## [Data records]

[start]

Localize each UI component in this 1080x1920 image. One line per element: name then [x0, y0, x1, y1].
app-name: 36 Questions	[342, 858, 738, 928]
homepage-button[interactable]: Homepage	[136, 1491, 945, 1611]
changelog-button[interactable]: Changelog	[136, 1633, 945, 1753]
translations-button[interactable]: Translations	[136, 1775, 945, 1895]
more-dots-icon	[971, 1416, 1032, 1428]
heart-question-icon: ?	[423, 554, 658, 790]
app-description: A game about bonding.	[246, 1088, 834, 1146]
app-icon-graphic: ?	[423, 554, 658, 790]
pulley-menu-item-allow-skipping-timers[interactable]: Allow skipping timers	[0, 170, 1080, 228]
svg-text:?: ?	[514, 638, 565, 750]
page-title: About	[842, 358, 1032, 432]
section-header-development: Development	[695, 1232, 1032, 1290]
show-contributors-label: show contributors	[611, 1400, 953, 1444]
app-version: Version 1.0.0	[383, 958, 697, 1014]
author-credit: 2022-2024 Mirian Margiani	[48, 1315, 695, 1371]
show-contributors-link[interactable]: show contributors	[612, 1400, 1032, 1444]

[end]

## [GIVEN PROBLEM]
Identify every line above that contains the string "button", with case counting, and copy each of those lines in full.

## [FINISHED TASK]
homepage-button[interactable]: Homepage	[136, 1491, 945, 1611]
changelog-button[interactable]: Changelog	[136, 1633, 945, 1753]
translations-button[interactable]: Translations	[136, 1775, 945, 1895]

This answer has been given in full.